+++ Entries shown +++
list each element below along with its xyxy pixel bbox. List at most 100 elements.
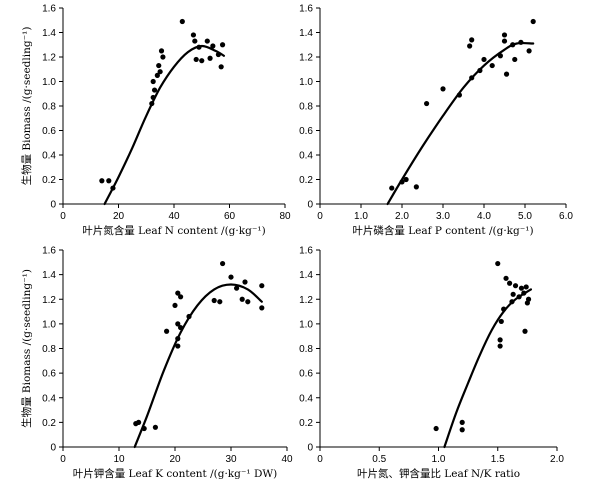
x-tick-label: 30 (225, 454, 237, 465)
y-tick-label: 1.0 (299, 77, 313, 88)
x-axis-title: 叶片磷含量 Leaf P content /(g·kg⁻¹) (352, 224, 533, 237)
y-tick-label: 0.2 (299, 175, 313, 186)
data-point (530, 18, 536, 25)
data-point (164, 328, 170, 334)
y-tick-label: 1.0 (299, 319, 313, 330)
x-tick-label: 0 (317, 454, 323, 465)
x-tick-label: 2.0 (550, 454, 564, 465)
data-point (498, 318, 504, 325)
data-point (403, 176, 409, 183)
data-point (509, 299, 515, 305)
y-tick-label: 0.4 (299, 393, 313, 404)
y-tick-label: 0.8 (42, 102, 56, 113)
data-point (413, 184, 419, 190)
data-point (154, 72, 160, 78)
x-axis-title: 叶片氮含量 Leaf N content /(g·kg⁻¹) (82, 224, 265, 237)
x-tick-label: 40 (168, 211, 180, 222)
y-tick-label: 0 (307, 200, 313, 211)
data-point (106, 178, 112, 184)
data-point (440, 86, 446, 92)
data-point (424, 100, 430, 107)
x-tick-label: 0 (60, 211, 66, 222)
data-point (136, 419, 142, 425)
data-point (469, 37, 475, 43)
data-point (99, 178, 105, 184)
x-tick-label: 5.0 (518, 211, 532, 222)
data-point (516, 294, 522, 300)
data-point (175, 343, 181, 349)
data-point (193, 56, 199, 63)
data-point (242, 279, 248, 285)
panel-leaf-p: 0 0.2 0.4 0.6 0.8 1.0 1.2 1.4 1.6 0 1.0 2.0 3.0 4.0 5.… (299, 4, 573, 238)
data-point (518, 39, 524, 45)
y-tick-label: 0 (307, 443, 313, 454)
data-point (399, 179, 405, 185)
data-point (234, 285, 240, 291)
data-point (156, 62, 162, 69)
data-point (512, 56, 518, 63)
data-point (178, 294, 184, 300)
y-tick-label: 0.6 (299, 369, 313, 380)
data-point (199, 58, 205, 64)
data-point (459, 419, 465, 425)
data-point (501, 38, 508, 44)
y-tick-label: 0.8 (42, 344, 56, 355)
y-tick-label: 0.6 (42, 126, 56, 137)
x-tick-label: 1.0 (354, 211, 368, 222)
fit-curve (103, 44, 225, 206)
y-tick-label: 0.2 (42, 175, 56, 186)
data-point (190, 32, 197, 38)
data-point (151, 87, 158, 93)
fit-curve (443, 288, 532, 449)
data-point (467, 43, 473, 49)
data-point (175, 336, 181, 342)
data-point (521, 290, 527, 296)
data-point (522, 328, 528, 334)
data-point (456, 92, 462, 98)
data-point (178, 324, 184, 331)
data-point (152, 424, 158, 430)
data-point (526, 48, 532, 54)
y-tick-label: 0.8 (299, 344, 313, 355)
data-point (175, 290, 181, 296)
data-point (481, 56, 487, 63)
data-point (489, 62, 495, 69)
data-point (497, 343, 503, 349)
data-point (110, 185, 116, 191)
data-point (459, 427, 465, 433)
data-point (510, 42, 516, 48)
data-point (518, 285, 525, 291)
data-point (172, 302, 178, 309)
fit-curve (133, 283, 263, 449)
y-tick-label: 0.6 (42, 369, 56, 380)
x-tick-label: 40 (281, 454, 293, 465)
y-tick-label: 1.4 (42, 28, 56, 39)
data-point (497, 337, 503, 343)
panel-leaf-k: 0 0.2 0.4 0.6 0.8 1.0 1.2 1.4 1.6 0 10 20 30 40叶片钾含量 … (20, 246, 293, 481)
x-axis-title: 叶片氮、钾含量比 Leaf N/K ratio (357, 467, 520, 480)
y-tick-label: 1.0 (42, 319, 56, 330)
x-tick-label: 2.0 (395, 211, 409, 222)
data-point (210, 43, 216, 49)
y-tick-label: 0.6 (299, 126, 313, 137)
x-tick-label: 1.0 (432, 454, 446, 465)
fit-curve (386, 41, 535, 206)
y-tick-label: 0.4 (299, 151, 313, 162)
y-tick-label: 1.4 (299, 28, 313, 39)
y-tick-label: 1.2 (299, 53, 313, 64)
panel-leaf-nk-ratio: 0 0.2 0.4 0.6 0.8 1.0 1.2 1.4 1.6 0 0.5 1.0 1.5 2.0 叶片… (299, 246, 564, 481)
x-tick-label: 60 (224, 211, 236, 222)
data-point (158, 48, 165, 54)
data-point (186, 313, 192, 320)
data-point (150, 78, 156, 85)
data-point (149, 100, 155, 107)
data-point (389, 185, 395, 191)
data-point (217, 299, 223, 305)
data-point (433, 425, 439, 432)
x-tick-label: 20 (113, 211, 125, 222)
y-tick-label: 1.4 (299, 270, 313, 281)
data-point (477, 67, 483, 74)
y-tick-label: 0 (50, 443, 56, 454)
data-point (157, 69, 163, 75)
+++
Copy every line of the items above word for word, but leave out the pictures.

**Worked solution**
list each element below along with its xyxy pixel bbox. List at most 100 elements.
x-tick-label: 30 (225, 454, 237, 465)
y-tick-label: 1.0 (299, 77, 313, 88)
x-axis-title: 叶片磷含量 Leaf P content /(g·kg⁻¹) (352, 224, 533, 237)
y-tick-label: 0.2 (299, 175, 313, 186)
data-point (530, 18, 536, 25)
data-point (164, 328, 170, 334)
y-tick-label: 1.0 (299, 319, 313, 330)
x-tick-label: 0 (317, 454, 323, 465)
x-tick-label: 2.0 (550, 454, 564, 465)
data-point (498, 318, 504, 325)
data-point (403, 176, 409, 183)
data-point (509, 299, 515, 305)
y-tick-label: 0.4 (299, 393, 313, 404)
y-tick-label: 0.8 (42, 102, 56, 113)
data-point (413, 184, 419, 190)
data-point (154, 72, 160, 78)
x-axis-title: 叶片氮含量 Leaf N content /(g·kg⁻¹) (82, 224, 265, 237)
x-tick-label: 40 (168, 211, 180, 222)
y-tick-label: 0 (307, 200, 313, 211)
data-point (106, 178, 112, 184)
data-point (440, 86, 446, 92)
data-point (424, 100, 430, 107)
x-tick-label: 0 (60, 211, 66, 222)
data-point (136, 419, 142, 425)
data-point (469, 37, 475, 43)
data-point (99, 178, 105, 184)
x-tick-label: 5.0 (518, 211, 532, 222)
data-point (516, 294, 522, 300)
data-point (175, 343, 181, 349)
data-point (193, 56, 199, 63)
data-point (242, 279, 248, 285)
panel-leaf-p: 0 0.2 0.4 0.6 0.8 1.0 1.2 1.4 1.6 0 1.0 2.0 3.0 4.0 5.… (299, 4, 573, 238)
data-point (518, 39, 524, 45)
y-tick-label: 0 (307, 443, 313, 454)
data-point (399, 179, 405, 185)
data-point (234, 285, 240, 291)
data-point (156, 62, 162, 69)
data-point (512, 56, 518, 63)
data-point (178, 294, 184, 300)
y-tick-label: 0.6 (299, 369, 313, 380)
data-point (199, 58, 205, 64)
data-point (459, 419, 465, 425)
data-point (501, 38, 508, 44)
y-tick-label: 0.8 (42, 344, 56, 355)
y-tick-label: 0.6 (42, 126, 56, 137)
x-tick-label: 1.0 (354, 211, 368, 222)
fit-curve (103, 44, 225, 206)
y-tick-label: 0.2 (42, 175, 56, 186)
data-point (190, 32, 197, 38)
data-point (151, 87, 158, 93)
fit-curve (443, 288, 532, 449)
data-point (467, 43, 473, 49)
data-point (175, 336, 181, 342)
data-point (521, 290, 527, 296)
data-point (522, 328, 528, 334)
data-point (456, 92, 462, 98)
data-point (178, 324, 184, 331)
data-point (152, 424, 158, 430)
data-point (526, 48, 532, 54)
y-tick-label: 0.8 (299, 344, 313, 355)
data-point (175, 290, 181, 296)
data-point (481, 56, 487, 63)
data-point (489, 62, 495, 69)
data-point (497, 343, 503, 349)
data-point (110, 185, 116, 191)
data-point (459, 427, 465, 433)
data-point (510, 42, 516, 48)
data-point (518, 285, 525, 291)
data-point (172, 302, 178, 309)
fit-curve (133, 283, 263, 449)
y-tick-label: 0.6 (42, 369, 56, 380)
x-tick-label: 40 (281, 454, 293, 465)
y-tick-label: 1.4 (42, 28, 56, 39)
data-point (497, 337, 503, 343)
panel-leaf-k: 0 0.2 0.4 0.6 0.8 1.0 1.2 1.4 1.6 0 10 20 30 40叶片钾含量 … (20, 246, 293, 481)
x-axis-title: 叶片氮、钾含量比 Leaf N/K ratio (357, 467, 520, 480)
y-tick-label: 1.0 (42, 319, 56, 330)
x-tick-label: 2.0 (395, 211, 409, 222)
data-point (210, 43, 216, 49)
y-tick-label: 0.6 (299, 126, 313, 137)
x-tick-label: 1.0 (432, 454, 446, 465)
fit-curve (386, 41, 535, 206)
y-tick-label: 0.4 (299, 151, 313, 162)
y-tick-label: 1.4 (299, 28, 313, 39)
y-tick-label: 1.2 (299, 53, 313, 64)
panel-leaf-nk-ratio: 0 0.2 0.4 0.6 0.8 1.0 1.2 1.4 1.6 0 0.5 1.0 1.5 2.0 叶片… (299, 246, 564, 481)
x-tick-label: 60 (224, 211, 236, 222)
data-point (158, 48, 165, 54)
data-point (186, 313, 192, 320)
data-point (150, 78, 156, 85)
data-point (149, 100, 155, 107)
data-point (389, 185, 395, 191)
data-point (217, 299, 223, 305)
data-point (433, 425, 439, 432)
x-tick-label: 20 (113, 211, 125, 222)
y-tick-label: 1.4 (299, 270, 313, 281)
data-point (477, 67, 483, 74)
y-tick-label: 0 (50, 443, 56, 454)
data-point (157, 69, 163, 75)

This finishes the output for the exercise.